[START OF MATERIAL FOR THIS EXERCISE]

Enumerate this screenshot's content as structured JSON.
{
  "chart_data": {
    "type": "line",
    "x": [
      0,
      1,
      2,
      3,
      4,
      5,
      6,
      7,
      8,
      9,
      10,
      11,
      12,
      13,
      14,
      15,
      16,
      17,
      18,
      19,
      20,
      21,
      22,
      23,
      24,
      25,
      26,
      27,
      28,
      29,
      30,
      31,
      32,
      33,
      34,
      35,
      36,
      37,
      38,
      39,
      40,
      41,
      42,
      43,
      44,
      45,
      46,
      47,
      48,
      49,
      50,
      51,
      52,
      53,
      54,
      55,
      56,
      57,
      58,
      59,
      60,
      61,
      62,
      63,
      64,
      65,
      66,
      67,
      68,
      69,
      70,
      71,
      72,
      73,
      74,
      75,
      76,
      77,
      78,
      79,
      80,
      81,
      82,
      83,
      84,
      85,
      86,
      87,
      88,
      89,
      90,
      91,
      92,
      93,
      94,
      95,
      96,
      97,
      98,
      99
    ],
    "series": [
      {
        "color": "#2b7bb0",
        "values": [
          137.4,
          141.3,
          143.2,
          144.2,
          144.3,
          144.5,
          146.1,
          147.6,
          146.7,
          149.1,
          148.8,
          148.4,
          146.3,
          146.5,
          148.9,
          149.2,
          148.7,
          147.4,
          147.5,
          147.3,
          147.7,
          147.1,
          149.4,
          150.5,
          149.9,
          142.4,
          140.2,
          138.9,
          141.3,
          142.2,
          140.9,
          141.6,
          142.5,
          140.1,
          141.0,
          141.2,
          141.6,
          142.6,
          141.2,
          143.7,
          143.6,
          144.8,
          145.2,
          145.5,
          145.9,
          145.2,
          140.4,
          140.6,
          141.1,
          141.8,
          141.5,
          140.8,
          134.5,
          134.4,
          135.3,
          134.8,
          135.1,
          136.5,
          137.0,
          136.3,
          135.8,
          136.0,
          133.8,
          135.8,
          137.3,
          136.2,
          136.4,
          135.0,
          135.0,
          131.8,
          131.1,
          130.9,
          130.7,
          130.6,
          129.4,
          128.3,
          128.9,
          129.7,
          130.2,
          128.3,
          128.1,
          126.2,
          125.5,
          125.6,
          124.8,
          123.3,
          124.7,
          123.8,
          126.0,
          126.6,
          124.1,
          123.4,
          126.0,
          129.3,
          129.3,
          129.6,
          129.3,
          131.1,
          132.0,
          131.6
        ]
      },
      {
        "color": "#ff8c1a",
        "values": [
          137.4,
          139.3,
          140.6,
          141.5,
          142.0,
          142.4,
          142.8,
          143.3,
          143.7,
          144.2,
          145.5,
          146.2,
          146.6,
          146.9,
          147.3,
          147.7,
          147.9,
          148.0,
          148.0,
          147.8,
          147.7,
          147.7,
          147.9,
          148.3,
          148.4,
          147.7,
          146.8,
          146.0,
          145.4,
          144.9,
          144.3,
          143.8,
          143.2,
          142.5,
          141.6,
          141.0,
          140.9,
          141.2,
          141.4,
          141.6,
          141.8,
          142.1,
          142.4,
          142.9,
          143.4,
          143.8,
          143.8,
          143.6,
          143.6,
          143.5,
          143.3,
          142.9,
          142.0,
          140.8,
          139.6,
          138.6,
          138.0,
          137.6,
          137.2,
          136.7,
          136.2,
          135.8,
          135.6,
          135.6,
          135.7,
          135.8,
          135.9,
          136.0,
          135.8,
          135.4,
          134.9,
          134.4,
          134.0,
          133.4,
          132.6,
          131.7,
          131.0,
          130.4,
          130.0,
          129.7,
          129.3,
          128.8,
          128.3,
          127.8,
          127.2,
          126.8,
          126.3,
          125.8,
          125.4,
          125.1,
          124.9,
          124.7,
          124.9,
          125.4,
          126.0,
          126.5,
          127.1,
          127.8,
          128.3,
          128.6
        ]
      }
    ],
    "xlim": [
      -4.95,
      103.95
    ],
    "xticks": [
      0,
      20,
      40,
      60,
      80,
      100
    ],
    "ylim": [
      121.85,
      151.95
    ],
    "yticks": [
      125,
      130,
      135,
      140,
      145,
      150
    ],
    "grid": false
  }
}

[END OF MATERIAL FOR THIS EXERCISE]

### TASK PROMPT
Quote the whole listing above, leaving nothing out.

### SOLUTION BELOW
Enumerate this screenshot's content as structured JSON.
{
  "chart_data": {
    "type": "line",
    "x": [
      0,
      1,
      2,
      3,
      4,
      5,
      6,
      7,
      8,
      9,
      10,
      11,
      12,
      13,
      14,
      15,
      16,
      17,
      18,
      19,
      20,
      21,
      22,
      23,
      24,
      25,
      26,
      27,
      28,
      29,
      30,
      31,
      32,
      33,
      34,
      35,
      36,
      37,
      38,
      39,
      40,
      41,
      42,
      43,
      44,
      45,
      46,
      47,
      48,
      49,
      50,
      51,
      52,
      53,
      54,
      55,
      56,
      57,
      58,
      59,
      60,
      61,
      62,
      63,
      64,
      65,
      66,
      67,
      68,
      69,
      70,
      71,
      72,
      73,
      74,
      75,
      76,
      77,
      78,
      79,
      80,
      81,
      82,
      83,
      84,
      85,
      86,
      87,
      88,
      89,
      90,
      91,
      92,
      93,
      94,
      95,
      96,
      97,
      98,
      99
    ],
    "series": [
      {
        "color": "#2b7bb0",
        "values": [
          137.4,
          141.3,
          143.2,
          144.2,
          144.3,
          144.5,
          146.1,
          147.6,
          146.7,
          149.1,
          148.8,
          148.4,
          146.3,
          146.5,
          148.9,
          149.2,
          148.7,
          147.4,
          147.5,
          147.3,
          147.7,
          147.1,
          149.4,
          150.5,
          149.9,
          142.4,
          140.2,
          138.9,
          141.3,
          142.2,
          140.9,
          141.6,
          142.5,
          140.1,
          141.0,
          141.2,
          141.6,
          142.6,
          141.2,
          143.7,
          143.6,
          144.8,
          145.2,
          145.5,
          145.9,
          145.2,
          140.4,
          140.6,
          141.1,
          141.8,
          141.5,
          140.8,
          134.5,
          134.4,
          135.3,
          134.8,
          135.1,
          136.5,
          137.0,
          136.3,
          135.8,
          136.0,
          133.8,
          135.8,
          137.3,
          136.2,
          136.4,
          135.0,
          135.0,
          131.8,
          131.1,
          130.9,
          130.7,
          130.6,
          129.4,
          128.3,
          128.9,
          129.7,
          130.2,
          128.3,
          128.1,
          126.2,
          125.5,
          125.6,
          124.8,
          123.3,
          124.7,
          123.8,
          126.0,
          126.6,
          124.1,
          123.4,
          126.0,
          129.3,
          129.3,
          129.6,
          129.3,
          131.1,
          132.0,
          131.6
        ]
      },
      {
        "color": "#ff8c1a",
        "values": [
          137.4,
          139.3,
          140.6,
          141.5,
          142.0,
          142.4,
          142.8,
          143.3,
          143.7,
          144.2,
          145.5,
          146.2,
          146.6,
          146.9,
          147.3,
          147.7,
          147.9,
          148.0,
          148.0,
          147.8,
          147.7,
          147.7,
          147.9,
          148.3,
          148.4,
          147.7,
          146.8,
          146.0,
          145.4,
          144.9,
          144.3,
          143.8,
          143.2,
          142.5,
          141.6,
          141.0,
          140.9,
          141.2,
          141.4,
          141.6,
          141.8,
          142.1,
          142.4,
          142.9,
          143.4,
          143.8,
          143.8,
          143.6,
          143.6,
          143.5,
          143.3,
          142.9,
          142.0,
          140.8,
          139.6,
          138.6,
          138.0,
          137.6,
          137.2,
          136.7,
          136.2,
          135.8,
          135.6,
          135.6,
          135.7,
          135.8,
          135.9,
          136.0,
          135.8,
          135.4,
          134.9,
          134.4,
          134.0,
          133.4,
          132.6,
          131.7,
          131.0,
          130.4,
          130.0,
          129.7,
          129.3,
          128.8,
          128.3,
          127.8,
          127.2,
          126.8,
          126.3,
          125.8,
          125.4,
          125.1,
          124.9,
          124.7,
          124.9,
          125.4,
          126.0,
          126.5,
          127.1,
          127.8,
          128.3,
          128.6
        ]
      }
    ],
    "xlim": [
      -4.95,
      103.95
    ],
    "xticks": [
      0,
      20,
      40,
      60,
      80,
      100
    ],
    "ylim": [
      121.85,
      151.95
    ],
    "yticks": [
      125,
      130,
      135,
      140,
      145,
      150
    ],
    "grid": false
  }
}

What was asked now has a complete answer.